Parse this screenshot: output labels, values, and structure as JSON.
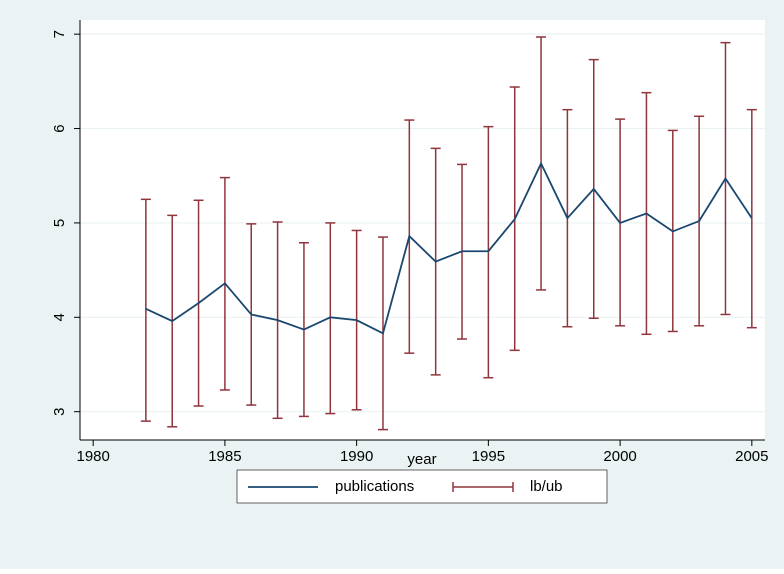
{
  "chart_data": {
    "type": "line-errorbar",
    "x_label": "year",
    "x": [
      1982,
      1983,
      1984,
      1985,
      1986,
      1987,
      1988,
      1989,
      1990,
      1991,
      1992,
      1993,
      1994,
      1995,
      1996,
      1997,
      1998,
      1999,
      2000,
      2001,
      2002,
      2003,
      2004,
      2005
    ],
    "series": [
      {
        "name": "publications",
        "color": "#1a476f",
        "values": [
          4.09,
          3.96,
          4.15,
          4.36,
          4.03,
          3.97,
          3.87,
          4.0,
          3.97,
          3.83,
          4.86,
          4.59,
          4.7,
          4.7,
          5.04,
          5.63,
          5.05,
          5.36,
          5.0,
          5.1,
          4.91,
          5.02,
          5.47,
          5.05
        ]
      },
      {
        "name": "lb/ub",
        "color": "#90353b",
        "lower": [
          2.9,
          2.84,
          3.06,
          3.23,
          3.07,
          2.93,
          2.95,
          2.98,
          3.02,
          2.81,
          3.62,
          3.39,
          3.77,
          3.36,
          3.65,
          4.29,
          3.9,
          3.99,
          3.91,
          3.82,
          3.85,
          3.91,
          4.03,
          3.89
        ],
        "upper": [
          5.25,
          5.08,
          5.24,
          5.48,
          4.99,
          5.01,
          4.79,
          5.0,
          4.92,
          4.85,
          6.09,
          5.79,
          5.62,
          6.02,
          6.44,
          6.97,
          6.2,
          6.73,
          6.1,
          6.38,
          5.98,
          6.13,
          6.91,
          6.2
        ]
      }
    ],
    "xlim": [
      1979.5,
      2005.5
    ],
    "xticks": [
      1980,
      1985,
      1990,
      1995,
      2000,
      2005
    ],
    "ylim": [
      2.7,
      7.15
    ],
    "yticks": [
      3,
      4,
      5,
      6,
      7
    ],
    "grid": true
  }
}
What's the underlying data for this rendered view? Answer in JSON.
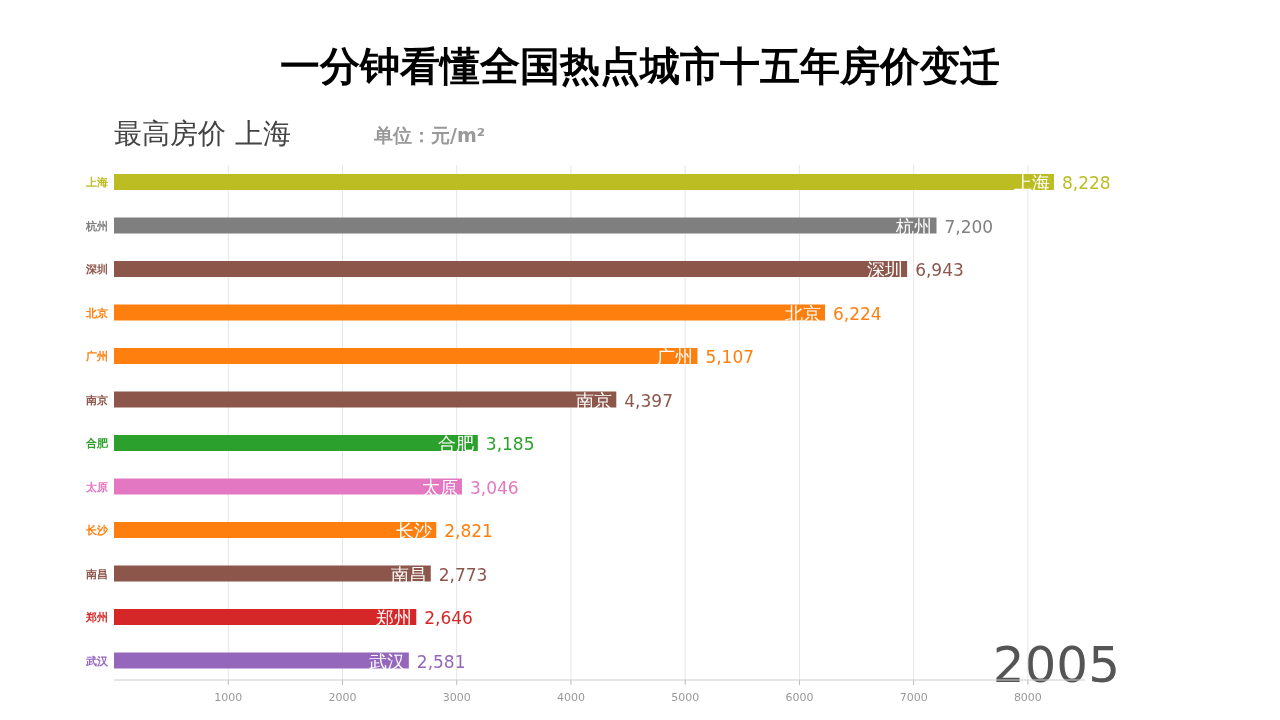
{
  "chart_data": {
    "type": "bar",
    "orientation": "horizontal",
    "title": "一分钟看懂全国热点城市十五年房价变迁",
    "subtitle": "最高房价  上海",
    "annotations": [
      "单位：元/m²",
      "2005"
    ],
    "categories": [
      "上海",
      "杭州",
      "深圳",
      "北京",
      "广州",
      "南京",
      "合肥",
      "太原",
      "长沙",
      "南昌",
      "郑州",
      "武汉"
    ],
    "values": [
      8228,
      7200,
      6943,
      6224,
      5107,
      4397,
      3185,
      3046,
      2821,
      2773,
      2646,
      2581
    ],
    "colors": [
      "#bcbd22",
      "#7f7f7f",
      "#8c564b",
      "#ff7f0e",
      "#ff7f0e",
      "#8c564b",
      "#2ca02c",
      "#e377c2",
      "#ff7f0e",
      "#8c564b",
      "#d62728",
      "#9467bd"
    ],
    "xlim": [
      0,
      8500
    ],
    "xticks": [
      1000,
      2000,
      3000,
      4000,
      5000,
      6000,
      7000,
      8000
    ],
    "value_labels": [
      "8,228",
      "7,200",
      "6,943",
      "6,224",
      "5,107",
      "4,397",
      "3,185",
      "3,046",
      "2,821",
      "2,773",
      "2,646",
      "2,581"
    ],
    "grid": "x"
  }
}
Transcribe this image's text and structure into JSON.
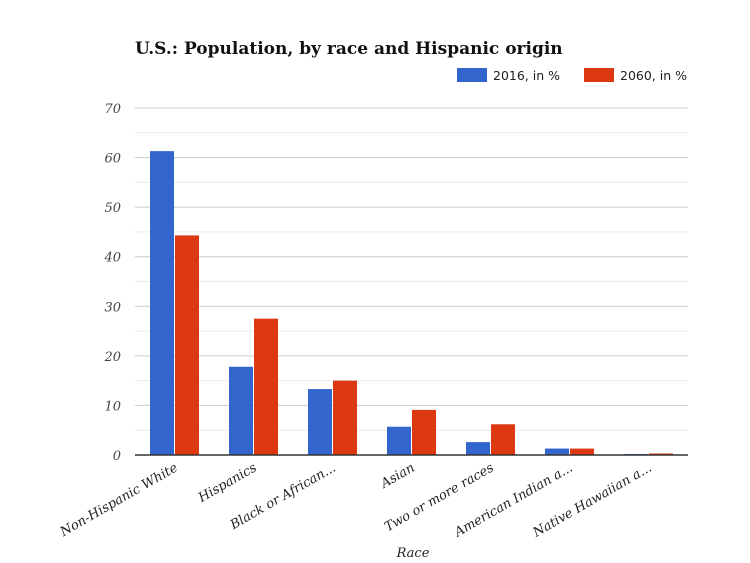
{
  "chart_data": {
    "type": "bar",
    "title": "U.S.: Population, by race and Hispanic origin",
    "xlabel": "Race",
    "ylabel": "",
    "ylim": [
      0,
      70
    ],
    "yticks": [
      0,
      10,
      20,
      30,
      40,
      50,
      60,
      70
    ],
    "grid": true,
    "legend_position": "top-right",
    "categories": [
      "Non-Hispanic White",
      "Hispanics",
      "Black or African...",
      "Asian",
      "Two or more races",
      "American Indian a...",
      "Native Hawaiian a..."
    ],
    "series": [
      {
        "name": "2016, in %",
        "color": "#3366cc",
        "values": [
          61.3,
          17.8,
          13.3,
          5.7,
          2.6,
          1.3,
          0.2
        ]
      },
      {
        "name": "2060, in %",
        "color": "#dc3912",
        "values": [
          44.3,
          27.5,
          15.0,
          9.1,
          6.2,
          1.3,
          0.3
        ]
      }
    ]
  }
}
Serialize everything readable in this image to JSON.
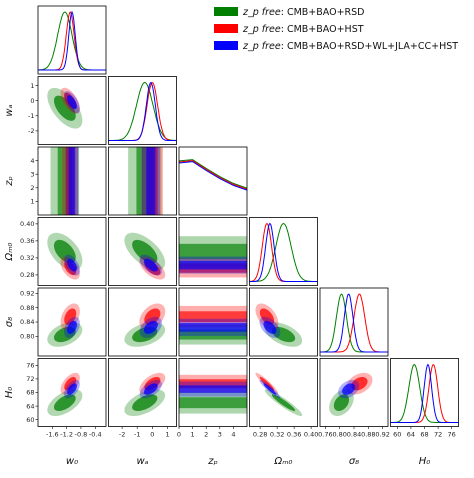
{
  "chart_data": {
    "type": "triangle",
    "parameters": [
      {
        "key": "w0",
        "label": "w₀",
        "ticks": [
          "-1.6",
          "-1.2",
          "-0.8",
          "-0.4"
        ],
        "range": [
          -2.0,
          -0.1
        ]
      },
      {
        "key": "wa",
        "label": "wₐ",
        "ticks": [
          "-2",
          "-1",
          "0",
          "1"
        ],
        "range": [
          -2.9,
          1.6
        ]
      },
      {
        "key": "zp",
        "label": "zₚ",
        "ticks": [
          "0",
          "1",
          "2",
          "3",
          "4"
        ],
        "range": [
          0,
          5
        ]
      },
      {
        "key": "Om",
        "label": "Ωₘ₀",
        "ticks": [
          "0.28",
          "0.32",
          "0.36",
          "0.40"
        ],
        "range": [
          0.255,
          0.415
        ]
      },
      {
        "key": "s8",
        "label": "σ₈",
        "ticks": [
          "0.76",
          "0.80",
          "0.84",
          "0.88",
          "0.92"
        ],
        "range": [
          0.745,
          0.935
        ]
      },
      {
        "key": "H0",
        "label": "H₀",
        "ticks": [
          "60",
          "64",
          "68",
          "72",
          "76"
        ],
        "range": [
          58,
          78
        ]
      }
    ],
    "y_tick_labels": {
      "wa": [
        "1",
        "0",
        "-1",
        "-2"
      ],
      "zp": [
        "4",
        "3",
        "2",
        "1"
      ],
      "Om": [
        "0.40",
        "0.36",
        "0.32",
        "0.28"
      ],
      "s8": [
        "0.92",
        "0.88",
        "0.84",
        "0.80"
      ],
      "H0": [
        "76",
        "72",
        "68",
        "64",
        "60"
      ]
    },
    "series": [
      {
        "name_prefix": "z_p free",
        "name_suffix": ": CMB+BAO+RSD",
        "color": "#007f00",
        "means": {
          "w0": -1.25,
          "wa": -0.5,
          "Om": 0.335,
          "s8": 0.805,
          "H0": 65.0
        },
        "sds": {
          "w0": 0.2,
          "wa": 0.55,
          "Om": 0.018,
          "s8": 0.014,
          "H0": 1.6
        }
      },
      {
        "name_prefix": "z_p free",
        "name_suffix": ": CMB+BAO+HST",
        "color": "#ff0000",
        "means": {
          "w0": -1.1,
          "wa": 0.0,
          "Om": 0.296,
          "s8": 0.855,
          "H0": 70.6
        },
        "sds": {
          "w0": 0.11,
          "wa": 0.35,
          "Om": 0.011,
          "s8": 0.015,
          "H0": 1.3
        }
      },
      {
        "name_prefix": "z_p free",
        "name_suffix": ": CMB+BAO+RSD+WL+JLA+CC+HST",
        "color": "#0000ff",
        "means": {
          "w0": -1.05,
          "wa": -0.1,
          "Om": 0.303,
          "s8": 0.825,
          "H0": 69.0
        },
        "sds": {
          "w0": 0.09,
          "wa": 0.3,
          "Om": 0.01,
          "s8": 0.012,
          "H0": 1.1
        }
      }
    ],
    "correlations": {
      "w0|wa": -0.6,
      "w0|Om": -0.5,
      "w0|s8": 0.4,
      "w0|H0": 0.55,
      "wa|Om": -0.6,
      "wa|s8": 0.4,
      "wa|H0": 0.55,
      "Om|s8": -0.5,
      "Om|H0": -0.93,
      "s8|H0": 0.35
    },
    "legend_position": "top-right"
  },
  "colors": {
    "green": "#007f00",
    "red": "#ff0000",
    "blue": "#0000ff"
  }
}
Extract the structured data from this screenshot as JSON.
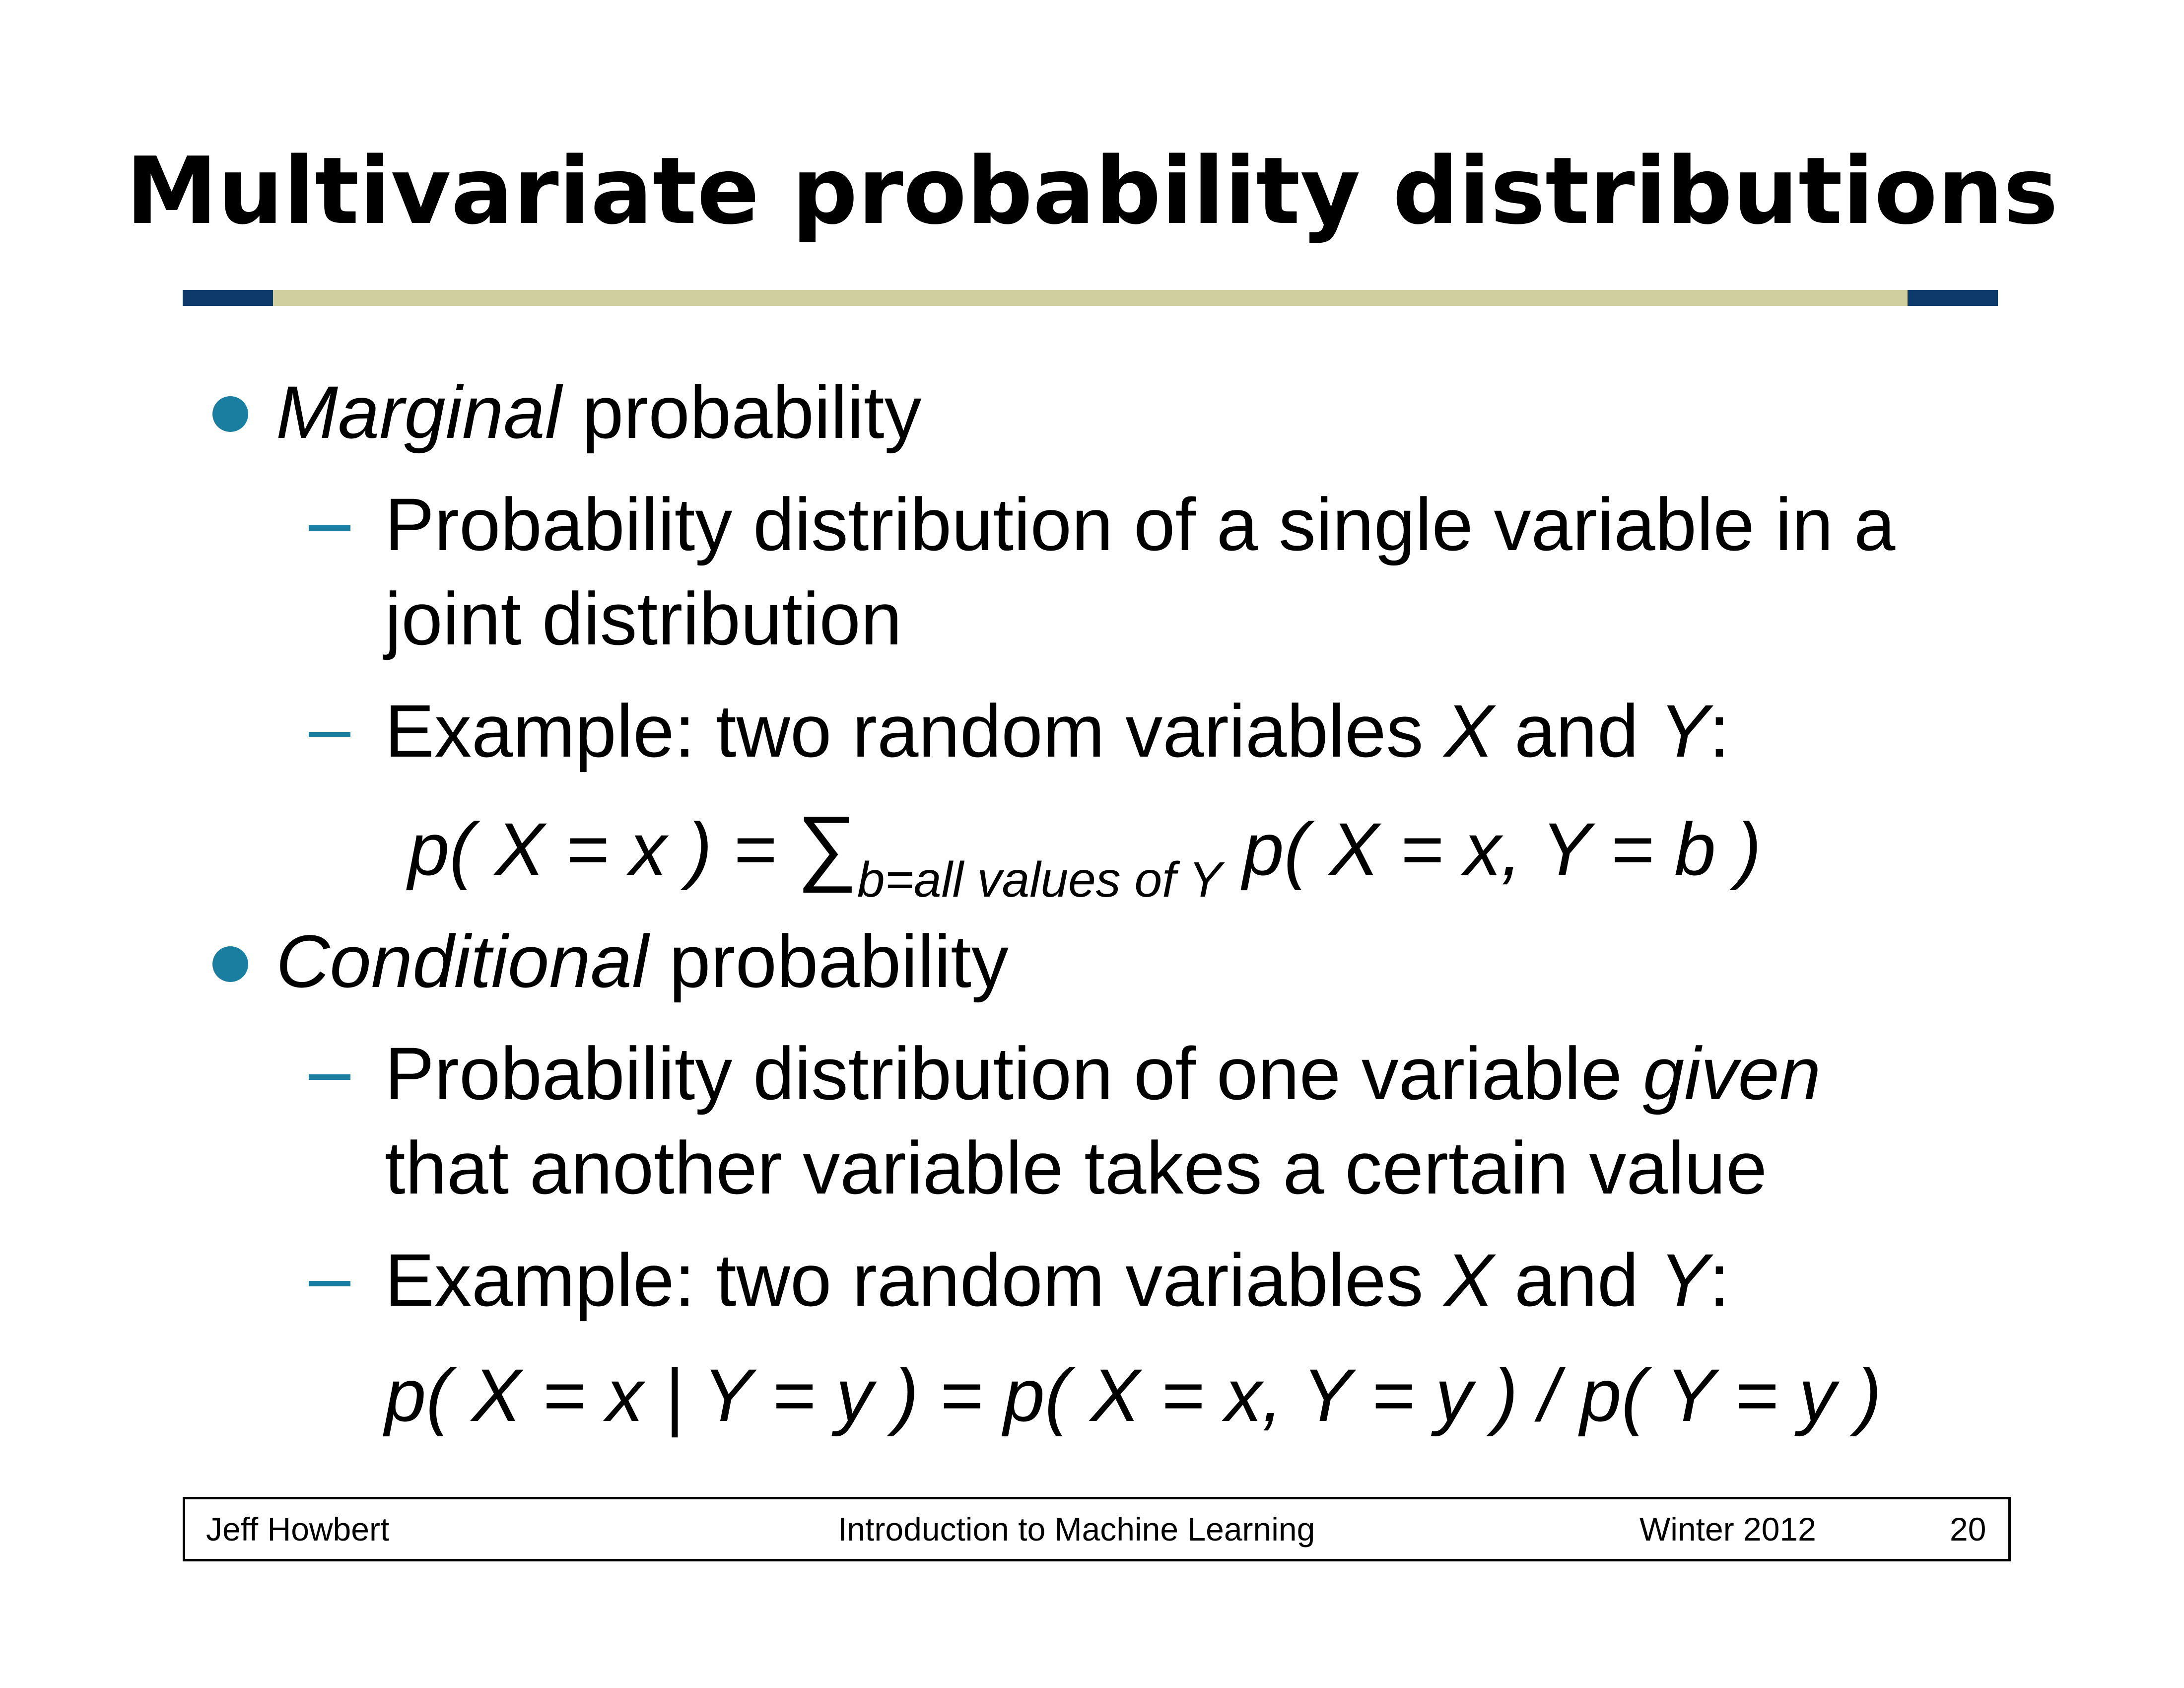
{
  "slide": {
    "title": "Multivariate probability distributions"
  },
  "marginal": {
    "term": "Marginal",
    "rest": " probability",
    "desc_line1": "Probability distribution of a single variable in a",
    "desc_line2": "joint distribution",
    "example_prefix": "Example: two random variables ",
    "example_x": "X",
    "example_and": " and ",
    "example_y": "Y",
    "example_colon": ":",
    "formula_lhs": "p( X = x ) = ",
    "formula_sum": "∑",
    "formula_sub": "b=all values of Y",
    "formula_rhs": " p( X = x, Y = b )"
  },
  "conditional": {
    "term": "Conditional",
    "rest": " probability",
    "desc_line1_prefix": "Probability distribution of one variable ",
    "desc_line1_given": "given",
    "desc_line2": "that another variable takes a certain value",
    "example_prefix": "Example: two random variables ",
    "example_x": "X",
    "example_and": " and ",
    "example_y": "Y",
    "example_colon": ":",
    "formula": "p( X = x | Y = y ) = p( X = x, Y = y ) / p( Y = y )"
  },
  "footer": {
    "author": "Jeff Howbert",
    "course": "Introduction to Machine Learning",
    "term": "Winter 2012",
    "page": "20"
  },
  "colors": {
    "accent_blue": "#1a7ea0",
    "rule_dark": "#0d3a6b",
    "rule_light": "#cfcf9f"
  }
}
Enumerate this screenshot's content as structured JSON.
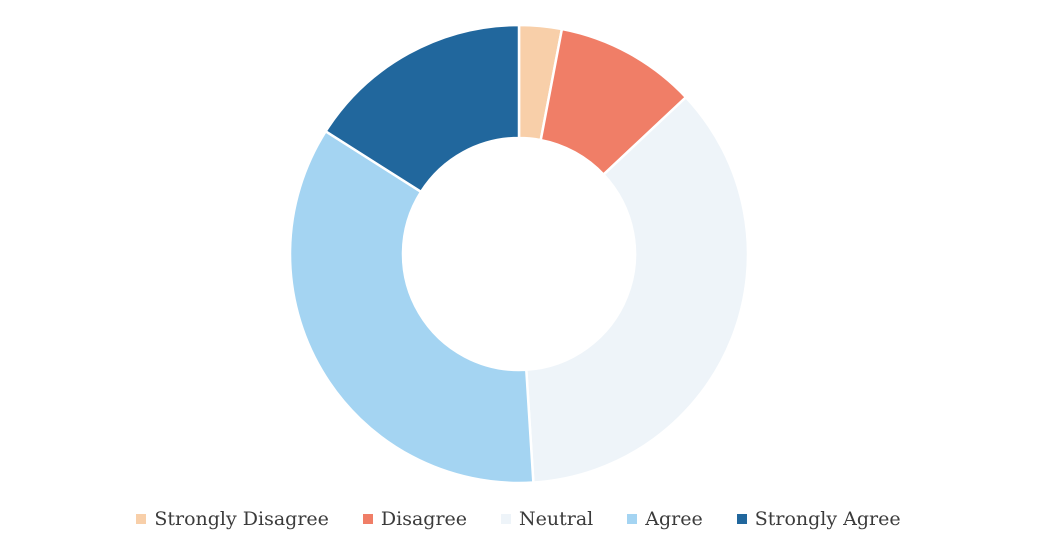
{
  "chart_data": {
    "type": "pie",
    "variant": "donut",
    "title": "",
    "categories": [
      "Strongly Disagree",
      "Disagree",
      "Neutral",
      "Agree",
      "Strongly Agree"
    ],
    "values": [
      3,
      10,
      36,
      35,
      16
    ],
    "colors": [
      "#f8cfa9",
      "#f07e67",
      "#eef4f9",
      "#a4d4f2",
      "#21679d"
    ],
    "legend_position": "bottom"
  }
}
────────
● Your objective:
Find the line containing "Enumerate this screenshot's" in the listing above. Restate it and every line after it, word for word, through the final line, leaving out the pictures.

● The reply:
Enumerate this screenshot's content as structured JSON.
{
  "chart_data": {
    "type": "pie",
    "variant": "donut",
    "title": "",
    "categories": [
      "Strongly Disagree",
      "Disagree",
      "Neutral",
      "Agree",
      "Strongly Agree"
    ],
    "values": [
      3,
      10,
      36,
      35,
      16
    ],
    "colors": [
      "#f8cfa9",
      "#f07e67",
      "#eef4f9",
      "#a4d4f2",
      "#21679d"
    ],
    "legend_position": "bottom"
  }
}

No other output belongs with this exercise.